Switch "submenu-arrow-icon" to "submenu-chevron-icon" in the material from the line with "Give me the" to the line with "menu-item-align[interactable]: Align ▶", and give those lines again with nothing else changed. Leave the pictures out.

▶ _Input records_:

——————

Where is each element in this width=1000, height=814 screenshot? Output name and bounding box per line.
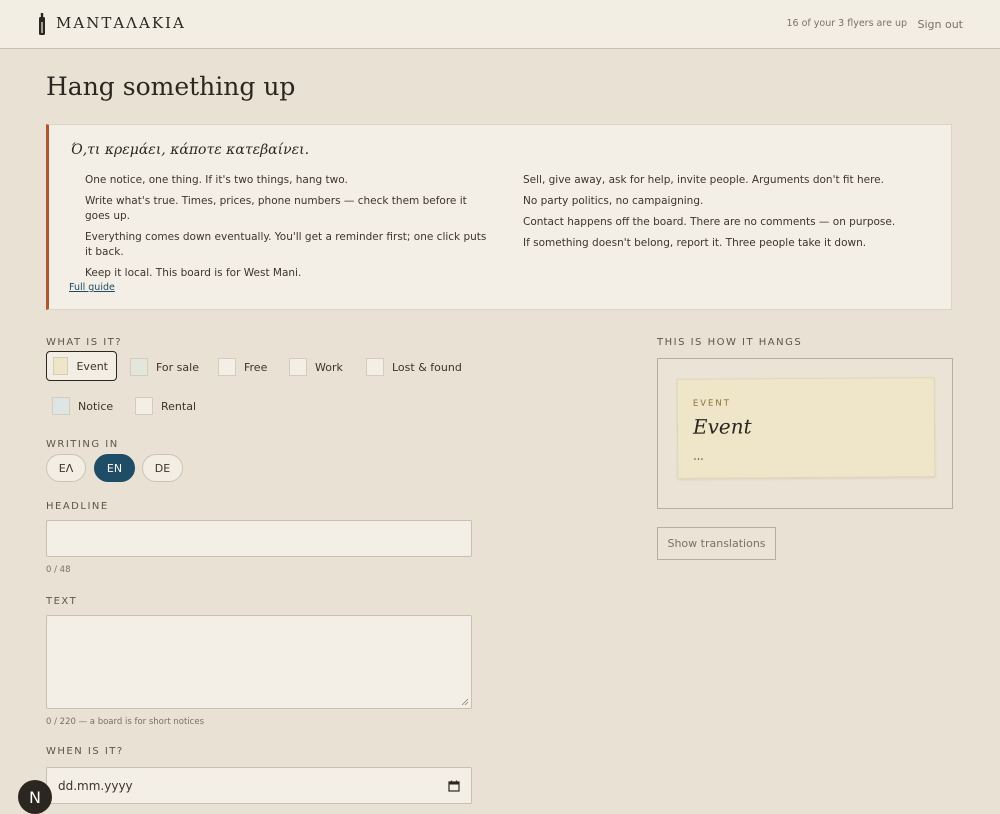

——————

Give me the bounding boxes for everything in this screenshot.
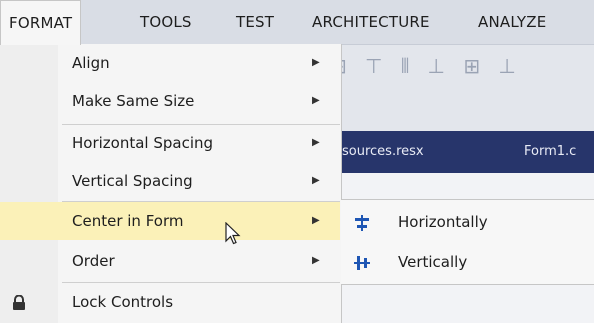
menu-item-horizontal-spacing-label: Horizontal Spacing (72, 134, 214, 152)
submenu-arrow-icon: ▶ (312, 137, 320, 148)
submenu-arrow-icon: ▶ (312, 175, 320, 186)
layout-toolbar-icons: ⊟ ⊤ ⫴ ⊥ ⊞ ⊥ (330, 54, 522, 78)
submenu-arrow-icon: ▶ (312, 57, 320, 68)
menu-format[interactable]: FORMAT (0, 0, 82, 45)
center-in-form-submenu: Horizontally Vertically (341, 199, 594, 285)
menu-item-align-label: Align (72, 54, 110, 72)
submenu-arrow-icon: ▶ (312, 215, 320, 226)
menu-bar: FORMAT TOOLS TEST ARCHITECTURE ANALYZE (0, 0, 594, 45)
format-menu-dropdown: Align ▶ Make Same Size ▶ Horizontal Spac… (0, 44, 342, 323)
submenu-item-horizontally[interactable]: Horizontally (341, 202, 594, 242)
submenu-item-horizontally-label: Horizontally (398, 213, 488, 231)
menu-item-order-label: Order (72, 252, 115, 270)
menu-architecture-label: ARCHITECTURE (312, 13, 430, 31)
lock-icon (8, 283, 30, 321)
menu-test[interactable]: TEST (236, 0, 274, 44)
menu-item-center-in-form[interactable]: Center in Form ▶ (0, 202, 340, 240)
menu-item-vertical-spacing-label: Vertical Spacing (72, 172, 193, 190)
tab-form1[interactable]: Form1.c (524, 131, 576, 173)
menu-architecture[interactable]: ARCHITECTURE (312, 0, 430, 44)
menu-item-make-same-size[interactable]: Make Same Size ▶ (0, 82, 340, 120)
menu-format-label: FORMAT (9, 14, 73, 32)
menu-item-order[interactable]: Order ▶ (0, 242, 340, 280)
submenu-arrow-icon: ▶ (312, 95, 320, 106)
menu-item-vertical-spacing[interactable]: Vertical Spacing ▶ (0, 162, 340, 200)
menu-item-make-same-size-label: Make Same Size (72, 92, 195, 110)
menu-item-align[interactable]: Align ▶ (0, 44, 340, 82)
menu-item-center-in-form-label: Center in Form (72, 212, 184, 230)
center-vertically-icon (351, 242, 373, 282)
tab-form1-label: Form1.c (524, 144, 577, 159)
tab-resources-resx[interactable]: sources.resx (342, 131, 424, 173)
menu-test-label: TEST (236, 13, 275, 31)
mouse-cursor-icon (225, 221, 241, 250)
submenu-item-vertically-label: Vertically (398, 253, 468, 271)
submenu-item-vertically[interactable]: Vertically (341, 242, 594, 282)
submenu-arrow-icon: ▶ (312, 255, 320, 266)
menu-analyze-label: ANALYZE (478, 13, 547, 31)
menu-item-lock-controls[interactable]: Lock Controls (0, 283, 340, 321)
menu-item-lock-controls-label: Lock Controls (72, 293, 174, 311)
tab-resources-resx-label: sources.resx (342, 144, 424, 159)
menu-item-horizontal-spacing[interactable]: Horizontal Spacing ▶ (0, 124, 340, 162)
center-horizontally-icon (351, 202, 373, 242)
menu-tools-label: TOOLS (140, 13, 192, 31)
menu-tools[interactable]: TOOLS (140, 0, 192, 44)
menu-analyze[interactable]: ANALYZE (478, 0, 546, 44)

——————

▶ _Exercise answer_:
Give me the bounding boxes for everything in this screenshot.
menu-item-horizontal-spacing-label: Horizontal Spacing (72, 134, 214, 152)
submenu-chevron-icon: ▶ (312, 137, 320, 148)
submenu-chevron-icon: ▶ (312, 175, 320, 186)
layout-toolbar-icons: ⊟ ⊤ ⫴ ⊥ ⊞ ⊥ (330, 54, 522, 78)
submenu-chevron-icon: ▶ (312, 57, 320, 68)
menu-format[interactable]: FORMAT (0, 0, 82, 45)
center-in-form-submenu: Horizontally Vertically (341, 199, 594, 285)
menu-item-align-label: Align (72, 54, 110, 72)
submenu-chevron-icon: ▶ (312, 215, 320, 226)
menu-bar: FORMAT TOOLS TEST ARCHITECTURE ANALYZE (0, 0, 594, 45)
format-menu-dropdown: Align ▶ Make Same Size ▶ Horizontal Spac… (0, 44, 342, 323)
submenu-item-horizontally[interactable]: Horizontally (341, 202, 594, 242)
submenu-item-horizontally-label: Horizontally (398, 213, 488, 231)
menu-item-order-label: Order (72, 252, 115, 270)
menu-architecture-label: ARCHITECTURE (312, 13, 430, 31)
lock-icon (8, 283, 30, 321)
menu-test[interactable]: TEST (236, 0, 274, 44)
menu-item-center-in-form[interactable]: Center in Form ▶ (0, 202, 340, 240)
menu-item-vertical-spacing-label: Vertical Spacing (72, 172, 193, 190)
tab-form1[interactable]: Form1.c (524, 131, 576, 173)
menu-architecture[interactable]: ARCHITECTURE (312, 0, 430, 44)
menu-item-make-same-size[interactable]: Make Same Size ▶ (0, 82, 340, 120)
menu-format-label: FORMAT (9, 14, 73, 32)
menu-item-order[interactable]: Order ▶ (0, 242, 340, 280)
submenu-chevron-icon: ▶ (312, 95, 320, 106)
menu-item-vertical-spacing[interactable]: Vertical Spacing ▶ (0, 162, 340, 200)
menu-item-make-same-size-label: Make Same Size (72, 92, 195, 110)
menu-item-align[interactable]: Align ▶ (0, 44, 340, 82)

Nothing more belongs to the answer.